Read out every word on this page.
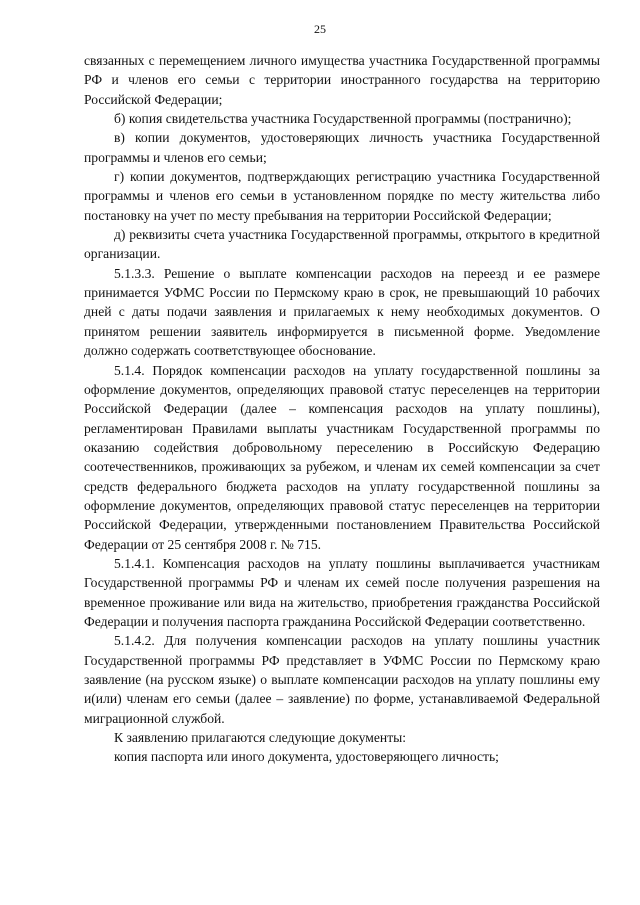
25

связанных с перемещением личного имущества участника Государственной программы РФ и членов его семьи с территории иностранного государства на территорию Российской Федерации;

б) копия свидетельства участника Государственной программы (постранично);

в) копии документов, удостоверяющих личность участника Государственной программы и членов его семьи;

г) копии документов, подтверждающих регистрацию участника Государственной программы и членов его семьи в установленном порядке по месту жительства либо постановку на учет по месту пребывания на территории Российской Федерации;

д) реквизиты счета участника Государственной программы, открытого в кредитной организации.

5.1.3.3. Решение о выплате компенсации расходов на переезд и ее размере принимается УФМС России по Пермскому краю в срок, не превышающий 10 рабочих дней с даты подачи заявления и прилагаемых к нему необходимых документов. О принятом решении заявитель информируется в письменной форме. Уведомление должно содержать соответствующее обоснование.

5.1.4. Порядок компенсации расходов на уплату государственной пошлины за оформление документов, определяющих правовой статус переселенцев на территории Российской Федерации (далее – компенсация расходов на уплату пошлины), регламентирован Правилами выплаты участникам Государственной программы по оказанию содействия добровольному переселению в Российскую Федерацию соотечественников, проживающих за рубежом, и членам их семей компенсации за счет средств федерального бюджета расходов на уплату государственной пошлины за оформление документов, определяющих правовой статус переселенцев на территории Российской Федерации, утвержденными постановлением Правительства Российской Федерации от 25 сентября 2008 г. № 715.

5.1.4.1. Компенсация расходов на уплату пошлины выплачивается участникам Государственной программы РФ и членам их семей после получения разрешения на временное проживание или вида на жительство, приобретения гражданства Российской Федерации и получения паспорта гражданина Российской Федерации соответственно.

5.1.4.2. Для получения компенсации расходов на уплату пошлины участник Государственной программы РФ представляет в УФМС России по Пермскому краю заявление (на русском языке) о выплате компенсации расходов на уплату пошлины ему и(или) членам его семьи (далее – заявление) по форме, устанавливаемой Федеральной миграционной службой.

К заявлению прилагаются следующие документы:

копия паспорта или иного документа, удостоверяющего личность;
+ + + +
▶ Stated task: Within the entries above, report how many lines include "паспорта", and keep the answer to the number.

▶ Answer for this exercise: 2